╭──
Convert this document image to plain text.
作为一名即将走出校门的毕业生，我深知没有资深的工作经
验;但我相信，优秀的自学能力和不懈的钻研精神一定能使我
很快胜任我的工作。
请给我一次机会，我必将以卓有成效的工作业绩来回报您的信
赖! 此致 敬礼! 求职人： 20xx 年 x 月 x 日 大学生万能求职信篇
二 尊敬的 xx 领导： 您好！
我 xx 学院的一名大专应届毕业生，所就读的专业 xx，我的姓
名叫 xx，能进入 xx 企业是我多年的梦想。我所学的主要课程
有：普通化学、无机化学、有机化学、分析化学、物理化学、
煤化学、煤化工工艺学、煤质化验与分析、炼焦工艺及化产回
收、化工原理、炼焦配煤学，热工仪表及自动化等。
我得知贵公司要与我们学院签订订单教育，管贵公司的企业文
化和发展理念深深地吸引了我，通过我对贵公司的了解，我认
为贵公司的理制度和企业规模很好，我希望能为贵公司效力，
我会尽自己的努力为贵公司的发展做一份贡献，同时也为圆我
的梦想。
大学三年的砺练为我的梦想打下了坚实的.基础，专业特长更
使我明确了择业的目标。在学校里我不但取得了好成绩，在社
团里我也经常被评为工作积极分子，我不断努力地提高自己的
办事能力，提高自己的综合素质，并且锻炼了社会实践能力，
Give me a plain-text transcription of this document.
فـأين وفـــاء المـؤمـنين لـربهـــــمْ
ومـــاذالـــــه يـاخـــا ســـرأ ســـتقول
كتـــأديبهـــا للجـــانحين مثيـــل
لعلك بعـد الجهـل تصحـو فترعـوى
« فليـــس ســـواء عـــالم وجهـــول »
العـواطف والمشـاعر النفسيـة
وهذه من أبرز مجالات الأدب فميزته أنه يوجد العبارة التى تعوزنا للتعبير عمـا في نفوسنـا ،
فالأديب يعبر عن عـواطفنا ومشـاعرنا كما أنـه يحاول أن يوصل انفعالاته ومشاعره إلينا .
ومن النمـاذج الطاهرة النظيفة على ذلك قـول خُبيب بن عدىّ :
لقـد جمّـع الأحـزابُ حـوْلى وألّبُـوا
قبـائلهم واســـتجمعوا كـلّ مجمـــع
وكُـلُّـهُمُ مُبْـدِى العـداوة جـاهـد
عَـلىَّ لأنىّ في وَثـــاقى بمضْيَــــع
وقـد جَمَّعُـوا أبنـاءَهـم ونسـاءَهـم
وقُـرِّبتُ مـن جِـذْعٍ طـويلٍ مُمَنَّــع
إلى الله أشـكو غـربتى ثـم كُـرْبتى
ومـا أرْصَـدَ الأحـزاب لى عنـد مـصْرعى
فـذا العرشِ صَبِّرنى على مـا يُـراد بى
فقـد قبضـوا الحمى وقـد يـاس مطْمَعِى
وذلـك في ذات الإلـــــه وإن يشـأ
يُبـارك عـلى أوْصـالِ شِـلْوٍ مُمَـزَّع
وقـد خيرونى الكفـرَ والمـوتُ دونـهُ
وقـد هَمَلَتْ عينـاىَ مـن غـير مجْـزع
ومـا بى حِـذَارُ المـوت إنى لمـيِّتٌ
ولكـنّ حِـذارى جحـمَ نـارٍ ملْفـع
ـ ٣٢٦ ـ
╰──
From the entries above, copy out every line where the string "ومـا" appears.

Correct output:
ومـا أرْصَـدَ الأحـزاب لى عنـد مـصْرعى
ومـا بى حِـذَارُ المـوت إنى لمـيِّتٌ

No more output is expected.